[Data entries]
----

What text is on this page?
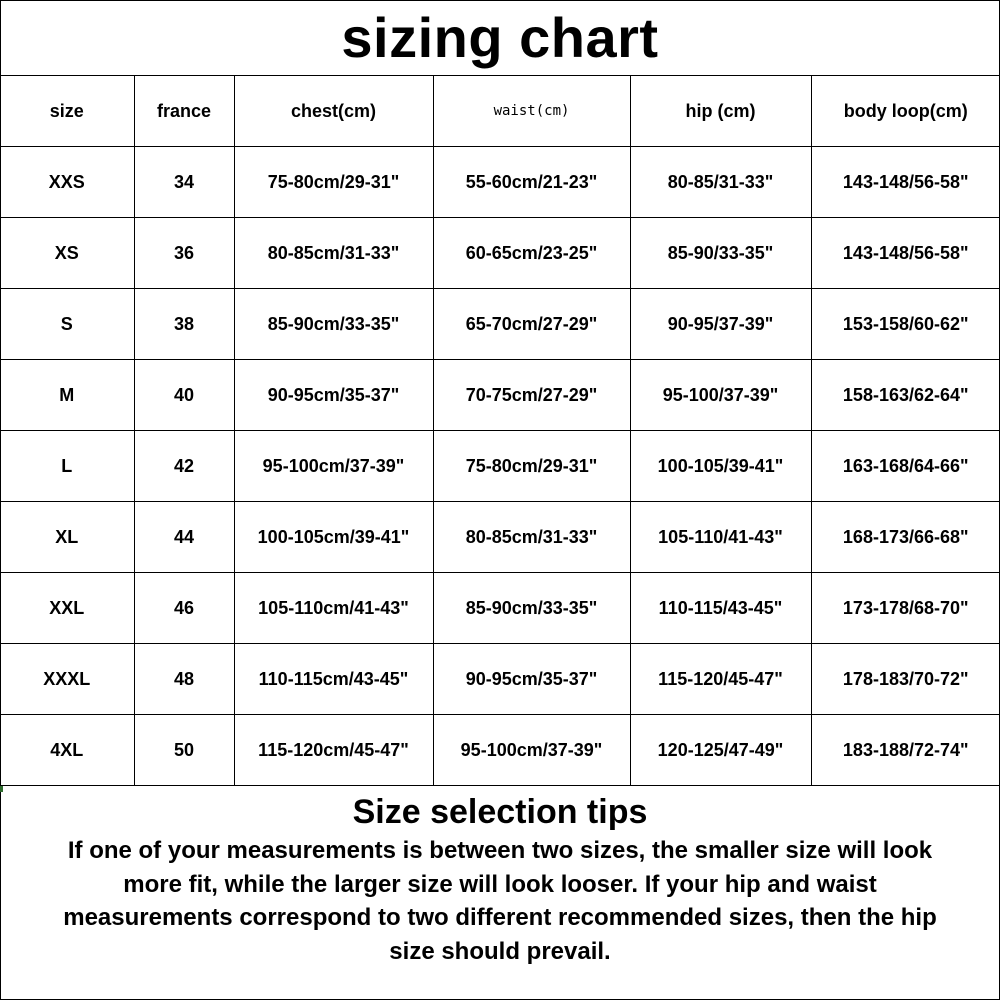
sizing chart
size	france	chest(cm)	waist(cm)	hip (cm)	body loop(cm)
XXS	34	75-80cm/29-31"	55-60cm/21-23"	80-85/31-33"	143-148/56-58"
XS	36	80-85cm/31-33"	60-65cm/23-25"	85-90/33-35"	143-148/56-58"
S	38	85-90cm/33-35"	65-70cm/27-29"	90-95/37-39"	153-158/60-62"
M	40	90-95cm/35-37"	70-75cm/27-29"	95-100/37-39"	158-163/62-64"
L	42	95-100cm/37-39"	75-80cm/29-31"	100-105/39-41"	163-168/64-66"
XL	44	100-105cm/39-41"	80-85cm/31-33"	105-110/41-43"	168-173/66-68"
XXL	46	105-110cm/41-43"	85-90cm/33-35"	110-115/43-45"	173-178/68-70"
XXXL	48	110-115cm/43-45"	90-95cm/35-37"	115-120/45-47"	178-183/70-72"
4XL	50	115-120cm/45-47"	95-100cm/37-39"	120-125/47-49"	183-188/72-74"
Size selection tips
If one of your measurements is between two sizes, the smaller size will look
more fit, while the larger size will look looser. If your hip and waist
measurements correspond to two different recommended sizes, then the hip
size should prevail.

----

» Objective
Please set down each line of the data above exactly as written, without the pictures.

» Task output
What text is on this page?
sizing chart
size	france	chest(cm)	waist(cm)	hip (cm)	body loop(cm)
XXS	34	75-80cm/29-31"	55-60cm/21-23"	80-85/31-33"	143-148/56-58"
XS	36	80-85cm/31-33"	60-65cm/23-25"	85-90/33-35"	143-148/56-58"
S	38	85-90cm/33-35"	65-70cm/27-29"	90-95/37-39"	153-158/60-62"
M	40	90-95cm/35-37"	70-75cm/27-29"	95-100/37-39"	158-163/62-64"
L	42	95-100cm/37-39"	75-80cm/29-31"	100-105/39-41"	163-168/64-66"
XL	44	100-105cm/39-41"	80-85cm/31-33"	105-110/41-43"	168-173/66-68"
XXL	46	105-110cm/41-43"	85-90cm/33-35"	110-115/43-45"	173-178/68-70"
XXXL	48	110-115cm/43-45"	90-95cm/35-37"	115-120/45-47"	178-183/70-72"
4XL	50	115-120cm/45-47"	95-100cm/37-39"	120-125/47-49"	183-188/72-74"
Size selection tips
If one of your measurements is between two sizes, the smaller size will look
more fit, while the larger size will look looser. If your hip and waist
measurements correspond to two different recommended sizes, then the hip
size should prevail.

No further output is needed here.